Filter the entries down to the lines holding "Sensory", then copy those lines.

(Recorded information)

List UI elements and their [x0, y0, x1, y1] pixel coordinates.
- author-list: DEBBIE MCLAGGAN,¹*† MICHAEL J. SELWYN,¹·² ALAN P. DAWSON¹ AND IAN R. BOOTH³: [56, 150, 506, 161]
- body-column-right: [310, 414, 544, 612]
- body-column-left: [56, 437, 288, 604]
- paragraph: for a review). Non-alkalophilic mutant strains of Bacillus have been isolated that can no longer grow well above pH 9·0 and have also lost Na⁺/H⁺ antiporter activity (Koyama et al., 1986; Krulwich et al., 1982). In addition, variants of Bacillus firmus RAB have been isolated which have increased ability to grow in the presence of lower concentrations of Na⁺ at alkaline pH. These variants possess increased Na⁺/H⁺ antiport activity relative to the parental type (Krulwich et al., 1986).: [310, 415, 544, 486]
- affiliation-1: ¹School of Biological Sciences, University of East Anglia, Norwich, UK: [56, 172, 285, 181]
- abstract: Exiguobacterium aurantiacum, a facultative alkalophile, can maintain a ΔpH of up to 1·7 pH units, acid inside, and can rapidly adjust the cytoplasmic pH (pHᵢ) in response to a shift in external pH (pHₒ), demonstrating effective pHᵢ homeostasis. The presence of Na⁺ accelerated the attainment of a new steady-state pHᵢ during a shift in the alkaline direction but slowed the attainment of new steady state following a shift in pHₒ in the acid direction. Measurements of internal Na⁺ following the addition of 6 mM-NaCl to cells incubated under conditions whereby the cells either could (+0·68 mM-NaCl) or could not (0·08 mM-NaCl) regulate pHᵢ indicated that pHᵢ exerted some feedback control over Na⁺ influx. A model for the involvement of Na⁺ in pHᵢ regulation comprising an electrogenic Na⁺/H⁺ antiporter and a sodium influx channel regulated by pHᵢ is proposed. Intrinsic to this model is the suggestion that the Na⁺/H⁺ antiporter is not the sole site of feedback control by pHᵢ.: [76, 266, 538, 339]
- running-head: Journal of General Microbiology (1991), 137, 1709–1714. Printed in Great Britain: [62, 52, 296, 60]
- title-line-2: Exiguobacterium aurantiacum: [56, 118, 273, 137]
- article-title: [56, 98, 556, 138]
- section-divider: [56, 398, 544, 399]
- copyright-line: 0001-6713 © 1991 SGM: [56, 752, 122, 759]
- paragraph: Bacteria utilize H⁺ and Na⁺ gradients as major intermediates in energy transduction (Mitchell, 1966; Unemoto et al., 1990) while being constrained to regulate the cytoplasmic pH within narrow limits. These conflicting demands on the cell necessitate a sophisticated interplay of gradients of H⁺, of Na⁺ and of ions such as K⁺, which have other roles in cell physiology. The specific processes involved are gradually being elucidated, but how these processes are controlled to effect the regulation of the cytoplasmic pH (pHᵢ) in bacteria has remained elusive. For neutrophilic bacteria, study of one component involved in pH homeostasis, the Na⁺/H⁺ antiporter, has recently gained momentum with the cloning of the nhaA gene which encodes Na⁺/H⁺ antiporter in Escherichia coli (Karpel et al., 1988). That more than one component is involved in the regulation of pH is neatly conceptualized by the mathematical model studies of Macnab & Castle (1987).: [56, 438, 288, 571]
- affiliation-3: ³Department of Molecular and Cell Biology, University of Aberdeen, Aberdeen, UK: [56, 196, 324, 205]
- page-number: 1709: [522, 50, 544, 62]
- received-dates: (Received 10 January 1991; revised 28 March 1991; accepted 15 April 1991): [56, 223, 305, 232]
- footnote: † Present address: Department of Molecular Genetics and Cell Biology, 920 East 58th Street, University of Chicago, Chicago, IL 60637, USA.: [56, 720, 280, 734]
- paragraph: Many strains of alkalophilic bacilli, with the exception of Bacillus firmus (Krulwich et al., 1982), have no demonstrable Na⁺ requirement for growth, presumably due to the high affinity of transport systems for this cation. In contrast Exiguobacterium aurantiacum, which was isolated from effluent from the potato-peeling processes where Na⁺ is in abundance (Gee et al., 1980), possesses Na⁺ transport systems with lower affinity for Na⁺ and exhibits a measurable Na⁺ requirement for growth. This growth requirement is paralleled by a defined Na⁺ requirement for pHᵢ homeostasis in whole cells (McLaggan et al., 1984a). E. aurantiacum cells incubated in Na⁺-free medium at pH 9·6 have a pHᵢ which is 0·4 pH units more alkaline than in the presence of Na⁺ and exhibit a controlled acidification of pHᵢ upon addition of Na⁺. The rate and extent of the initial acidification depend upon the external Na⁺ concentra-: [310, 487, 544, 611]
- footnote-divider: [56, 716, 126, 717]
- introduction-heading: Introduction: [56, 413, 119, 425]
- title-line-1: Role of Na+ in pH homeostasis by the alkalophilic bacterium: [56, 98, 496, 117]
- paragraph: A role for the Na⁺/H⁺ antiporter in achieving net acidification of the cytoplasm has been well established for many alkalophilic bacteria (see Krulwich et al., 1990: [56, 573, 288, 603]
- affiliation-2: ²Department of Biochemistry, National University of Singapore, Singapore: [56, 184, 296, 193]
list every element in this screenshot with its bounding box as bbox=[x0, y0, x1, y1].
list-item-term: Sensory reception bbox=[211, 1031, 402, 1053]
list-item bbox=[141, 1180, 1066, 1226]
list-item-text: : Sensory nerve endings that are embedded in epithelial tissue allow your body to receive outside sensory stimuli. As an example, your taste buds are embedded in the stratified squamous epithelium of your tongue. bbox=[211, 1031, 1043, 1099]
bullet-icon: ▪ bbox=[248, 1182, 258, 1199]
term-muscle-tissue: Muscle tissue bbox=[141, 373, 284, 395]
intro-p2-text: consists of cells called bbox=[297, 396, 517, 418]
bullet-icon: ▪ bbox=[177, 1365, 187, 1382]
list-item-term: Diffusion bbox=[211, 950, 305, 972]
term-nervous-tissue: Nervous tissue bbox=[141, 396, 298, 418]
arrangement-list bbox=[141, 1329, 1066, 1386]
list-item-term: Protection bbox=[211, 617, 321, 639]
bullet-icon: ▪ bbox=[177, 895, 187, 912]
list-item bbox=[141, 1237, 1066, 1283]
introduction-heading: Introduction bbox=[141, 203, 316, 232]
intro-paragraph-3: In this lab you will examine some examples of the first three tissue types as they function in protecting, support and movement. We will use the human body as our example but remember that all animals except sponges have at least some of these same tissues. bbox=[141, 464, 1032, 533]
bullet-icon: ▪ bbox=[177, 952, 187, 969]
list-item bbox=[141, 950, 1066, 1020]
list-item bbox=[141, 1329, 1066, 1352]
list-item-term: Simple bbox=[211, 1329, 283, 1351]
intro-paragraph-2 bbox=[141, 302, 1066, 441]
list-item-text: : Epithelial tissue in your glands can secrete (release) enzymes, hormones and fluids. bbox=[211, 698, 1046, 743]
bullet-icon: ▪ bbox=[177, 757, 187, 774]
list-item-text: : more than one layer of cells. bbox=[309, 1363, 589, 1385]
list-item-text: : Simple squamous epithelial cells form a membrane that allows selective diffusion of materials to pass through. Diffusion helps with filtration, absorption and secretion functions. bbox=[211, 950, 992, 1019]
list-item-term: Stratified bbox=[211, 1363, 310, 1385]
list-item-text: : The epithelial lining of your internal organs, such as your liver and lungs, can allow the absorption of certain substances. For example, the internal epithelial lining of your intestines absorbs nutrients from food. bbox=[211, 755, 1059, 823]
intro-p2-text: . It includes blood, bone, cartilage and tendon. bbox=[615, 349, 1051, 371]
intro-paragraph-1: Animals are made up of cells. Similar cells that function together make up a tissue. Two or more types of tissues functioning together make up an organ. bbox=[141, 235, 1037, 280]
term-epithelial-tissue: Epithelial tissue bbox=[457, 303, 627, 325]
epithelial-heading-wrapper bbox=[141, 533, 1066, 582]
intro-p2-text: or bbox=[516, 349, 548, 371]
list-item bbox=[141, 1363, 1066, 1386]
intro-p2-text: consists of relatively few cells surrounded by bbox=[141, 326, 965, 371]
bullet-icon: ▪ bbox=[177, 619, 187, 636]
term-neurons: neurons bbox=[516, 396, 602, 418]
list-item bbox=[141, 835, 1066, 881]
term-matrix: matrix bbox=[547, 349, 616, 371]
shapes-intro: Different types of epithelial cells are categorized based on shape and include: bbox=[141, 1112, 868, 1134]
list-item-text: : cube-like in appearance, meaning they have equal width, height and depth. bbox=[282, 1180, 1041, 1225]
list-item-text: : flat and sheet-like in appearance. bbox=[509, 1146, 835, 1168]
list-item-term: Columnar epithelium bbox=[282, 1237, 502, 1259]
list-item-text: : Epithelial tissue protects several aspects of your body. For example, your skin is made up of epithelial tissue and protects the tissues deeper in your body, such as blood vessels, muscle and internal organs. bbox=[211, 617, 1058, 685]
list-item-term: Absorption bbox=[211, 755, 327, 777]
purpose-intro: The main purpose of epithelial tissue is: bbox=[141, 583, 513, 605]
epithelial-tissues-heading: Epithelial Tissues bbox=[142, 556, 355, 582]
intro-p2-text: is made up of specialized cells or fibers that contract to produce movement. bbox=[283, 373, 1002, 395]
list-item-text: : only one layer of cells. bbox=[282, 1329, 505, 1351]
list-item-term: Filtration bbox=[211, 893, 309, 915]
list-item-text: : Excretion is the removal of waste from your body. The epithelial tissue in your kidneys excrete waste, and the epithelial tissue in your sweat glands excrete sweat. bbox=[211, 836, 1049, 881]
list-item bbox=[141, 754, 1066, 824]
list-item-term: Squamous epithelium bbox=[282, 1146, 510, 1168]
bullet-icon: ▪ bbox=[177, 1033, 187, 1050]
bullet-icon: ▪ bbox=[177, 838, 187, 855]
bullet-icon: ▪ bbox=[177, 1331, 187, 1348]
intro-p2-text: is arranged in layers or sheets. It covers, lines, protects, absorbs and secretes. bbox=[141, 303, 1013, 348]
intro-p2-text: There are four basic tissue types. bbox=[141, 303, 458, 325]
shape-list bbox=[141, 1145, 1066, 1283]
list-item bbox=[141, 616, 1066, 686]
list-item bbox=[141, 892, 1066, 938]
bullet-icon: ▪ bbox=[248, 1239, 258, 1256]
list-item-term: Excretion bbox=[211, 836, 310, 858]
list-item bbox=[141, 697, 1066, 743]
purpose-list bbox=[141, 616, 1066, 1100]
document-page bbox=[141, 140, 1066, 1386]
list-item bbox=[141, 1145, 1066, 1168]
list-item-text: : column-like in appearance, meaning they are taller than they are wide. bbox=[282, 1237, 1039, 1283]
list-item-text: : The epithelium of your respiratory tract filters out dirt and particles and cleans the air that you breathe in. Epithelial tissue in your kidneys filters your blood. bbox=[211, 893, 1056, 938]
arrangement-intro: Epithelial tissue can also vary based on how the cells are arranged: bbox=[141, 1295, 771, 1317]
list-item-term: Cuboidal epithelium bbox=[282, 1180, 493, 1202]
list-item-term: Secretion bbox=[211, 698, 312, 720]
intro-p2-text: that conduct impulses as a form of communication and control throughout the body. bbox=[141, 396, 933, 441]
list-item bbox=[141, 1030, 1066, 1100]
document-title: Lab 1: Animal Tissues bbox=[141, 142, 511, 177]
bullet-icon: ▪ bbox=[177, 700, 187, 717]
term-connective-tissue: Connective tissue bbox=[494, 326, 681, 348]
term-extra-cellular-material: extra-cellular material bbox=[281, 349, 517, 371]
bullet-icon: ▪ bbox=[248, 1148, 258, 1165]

(End Recorded information)

▸ **The answer**
list-item-term: Sensory reception bbox=[211, 1031, 402, 1053]
list-item-text: : Sensory nerve endings that are embedded in epithelial tissue allow your body to receive outside sensory stimuli. As an example, your taste buds are embedded in the stratified squamous epithelium of your tongue. bbox=[211, 1031, 1043, 1099]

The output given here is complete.